* Makale
Hizmet akdine tabi çalışmaları nedeniyle zorunlu sigortalılık sürelerinin tespiti talebi ile işveren aleyhine açılan davalarda, dava Kuruma resen ihbar edilir. İhbar üzerine davaya davalı yanında fer'î müdahil olarak katılan Kurum, yanında katıldığı taraf başvurmasa dâhi kanun yoluna başvurabilir. Kurum, yargılama sonucu verilecek kararı kesinleştikten sonra uygulamakla yükümlüdür.”
Dava öncesi kuruma başvurusu bulunmayan davacı, 04.05.2015 tarihinde açtığı iş bu davayla, 15.06.1983 tarihinin sigorta başlangıcı olarak tespitini istemiştir.
Yukarıda belirtilen 6100 sayılı Hukuk Muhakemeleri Kanunu'nun 114/2. Fıkrasındaki düzenleme gözetildiğinde, 6100 sayılı Hukuk Muhakemeleri Kanun'u dışındaki kanunlar ile de dava şartı düzenlenebileceği anlaşılmaktadır.
Dava şartları, mahkemenin davanın esası hakkında yargılamanın devamı için gerekli olan şartlardır. Diğer bir anlatımla; dava şartları, dava açılabilmesi için değil mahkemenin davanın esasına girebilmesi için aranan kamu düzeni ile ilgili zorunlu koşullardır.
HMK’nun 115/2. maddesindeki “Mahkeme, dava şartı noksanlığını tespit ederse davanın usulden reddine karar verir. Ancak, dava şartı noksanlığının giderilmesi mümkün ise bunun tamamlanması için kesin süre verir. Bu süre içinde dava şartı noksanlığı giderilmemişse davayı dava şartı yokluğu sebebiyle usulden reddeder” düzenleme gereğince, eksik olan bir dava şartı, belirli bir süre verilerek giderilebilecek ise hâkim tarafından eksikliğin giderilmesi için kesin süre verilmesi gerekir. Bu süre içinde dava şartı eksikliği tamamlanmaz ise dava, dava şartı yokluğu sebebiyle usûlden reddedilmelidir.

* Toplanan Veriler
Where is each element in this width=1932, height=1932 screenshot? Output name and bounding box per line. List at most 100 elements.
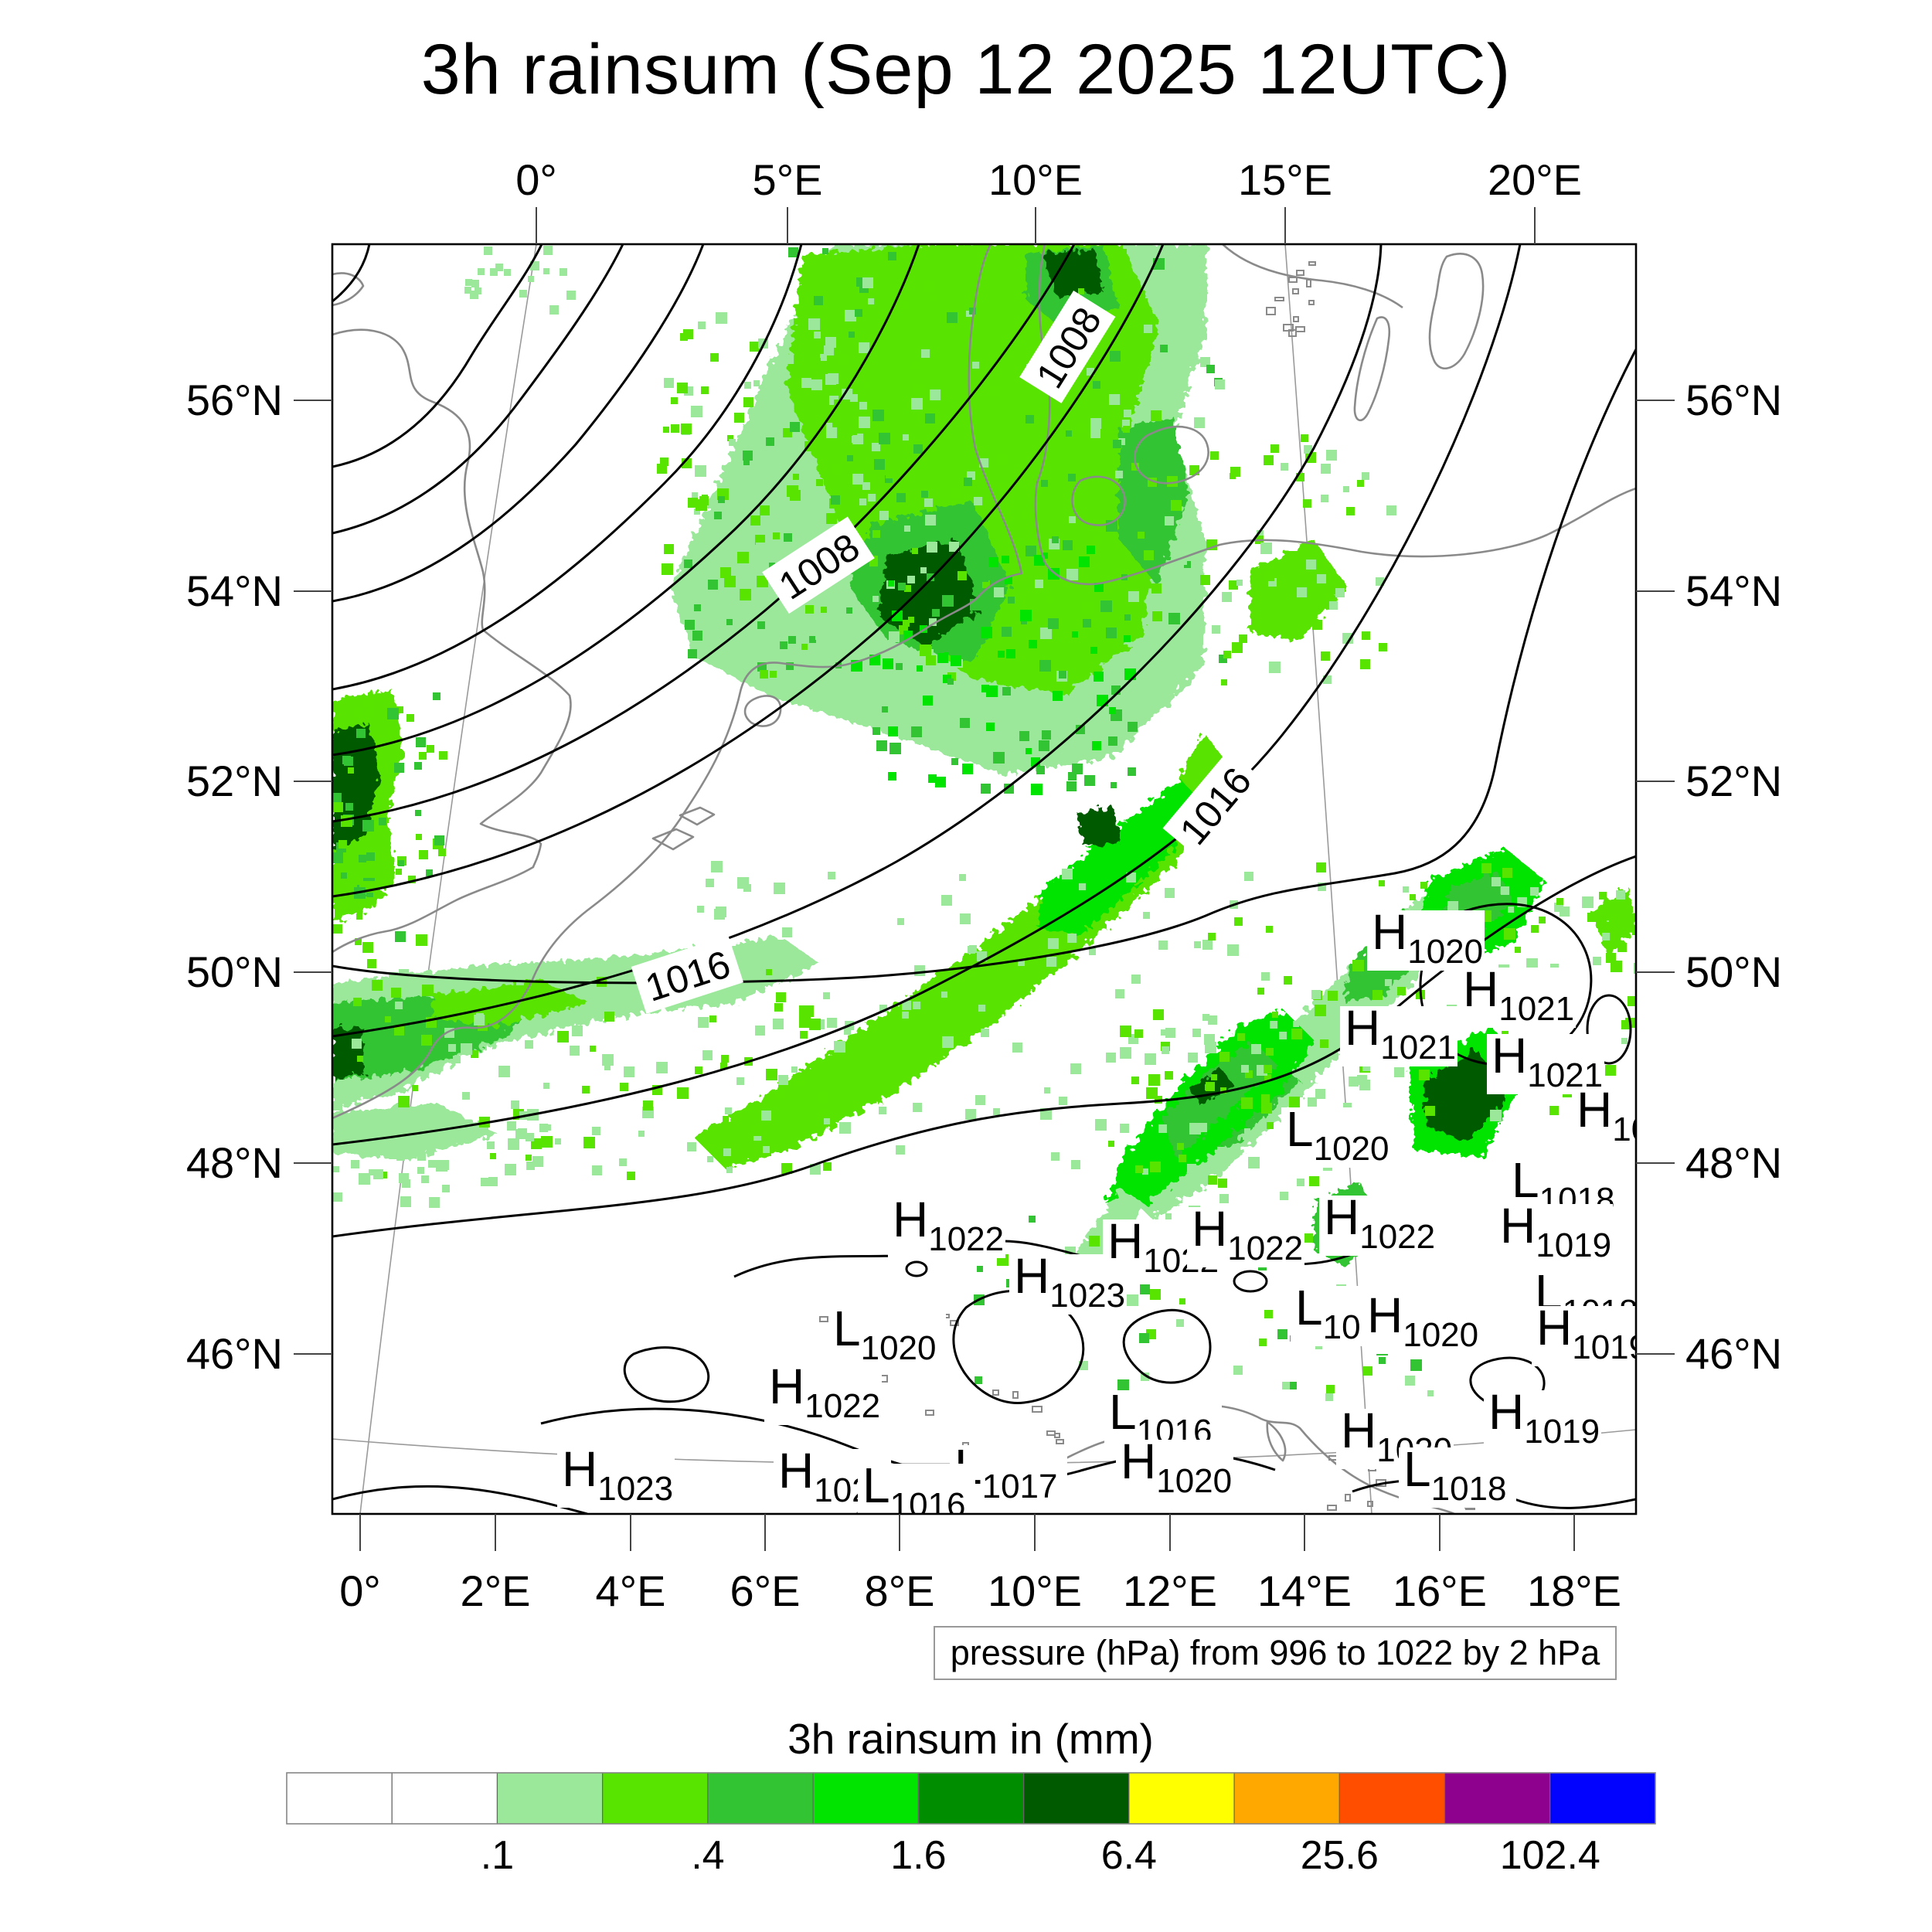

* Görevler
[1] Dava şartları metnine göre şu soruları cevaplayın:
(a) İhbar üzerine Kurum davaya kimin yanında ve hangi sıfatla katılır?
(b) Davacı, sigorta başlangıcı olarak hangi tarihin tespitini istemiştir?
(c) Dava şartı noksanlığı giderilebilecekse mahkeme ne yapar?
[2] Dava şartları metnini son cümlesinden sonra sürdürün.

* Cevap Listesi
[1]
(a) Davalı yanında, fer'î müdahil olarak katılır.
(b) 15.06.1983 tarihinin.
(c) Noksanlığın tamamlanması için kesin süre verir.

[2]
Yukarıda belirtilen açıklamalar ışığında, 11.09.2014 tarihinde yürürlüğe giren 6552 sayılı Kanunun 64. maddesi ile 5521 sayılı Kanunun 7. maddesine 3. fıkra olarak eklenen düzenleme gereği, dava açılmadan önce Sosyal Güvenlik Kurumuna müracaatın olması ve Kurumca müracaata konu istemin zımnen ya da açıkça reddedilmesi gerektiği dava şartı olarak düzenlenmiş olup, eldeki davada, davacı tarafından 5521 sayılı Kanunun 7/3 maddesine uygun bir şekilde, davaya konu istem hakkında, dava tarihinde ..... müracaat ve Kurum tarafından bu müracaata konu istemin reddine ilişkin bir işlem veya eylem bulunmadığı görülmekle, mahkemece, davacı tarafa 6100 sayılı HMK'nun 115/2. maddesi uyarınca, 6552 sayılı Kanunun 64. maddesi ve 5521 sayılı Kanunun 7. maddesine üçüncü fıkra olarak eklenenen düzenleme doğrultusunda, davaya konu istem hakkında .....müracaat etmesi için davacıya kesin önel verilmeli, kurumca istemin kabul edilmesi halinde davalı kurumun yargılama giderinden sorumlu olmayacağı da gözetilerek yapılacak yargılama sonucuna göre bir karar verilmesi gerekirken, eksik inceleme ve araştırma sonucu yazılı şekilde hüküm kurulması, usul ve yasaya aykırı olup, bozma nedenidir.
O hâlde, Fer'i Müdahil Kurum vekilinin bu yönleri amaçlayan temyiz itirazları kabul edilmeli ve..... Dairesinin istinaf başvurusunun esastan reddine ilişkin kararının kaldırılarak İlk Derece Mahkemesince verilen hüküm bozulmalıdır.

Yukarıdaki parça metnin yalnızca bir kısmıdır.